(Dataset extract):
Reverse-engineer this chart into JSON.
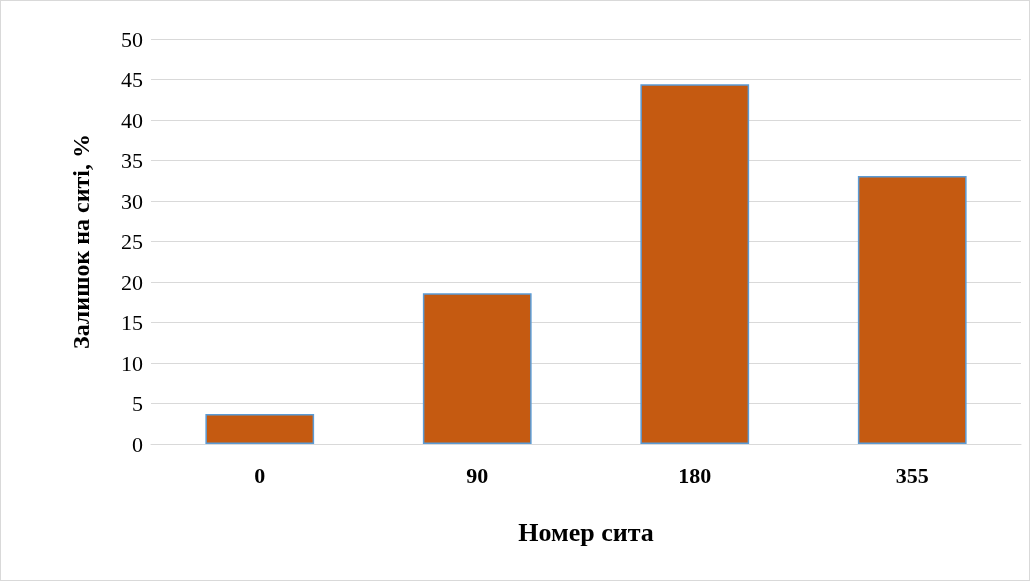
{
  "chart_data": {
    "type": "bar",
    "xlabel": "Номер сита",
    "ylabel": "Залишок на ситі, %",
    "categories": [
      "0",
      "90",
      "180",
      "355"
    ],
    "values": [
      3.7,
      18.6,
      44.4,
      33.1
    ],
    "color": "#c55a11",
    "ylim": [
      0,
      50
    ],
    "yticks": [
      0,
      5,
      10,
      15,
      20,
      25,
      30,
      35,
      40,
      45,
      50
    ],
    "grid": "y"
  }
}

(Task requirements): Print the whole listing above once more, word for word, without its pictures.

(Exercise output):
Reverse-engineer this chart into JSON.
{
  "chart_data": {
    "type": "bar",
    "xlabel": "Номер сита",
    "ylabel": "Залишок на ситі, %",
    "categories": [
      "0",
      "90",
      "180",
      "355"
    ],
    "values": [
      3.7,
      18.6,
      44.4,
      33.1
    ],
    "color": "#c55a11",
    "ylim": [
      0,
      50
    ],
    "yticks": [
      0,
      5,
      10,
      15,
      20,
      25,
      30,
      35,
      40,
      45,
      50
    ],
    "grid": "y"
  }
}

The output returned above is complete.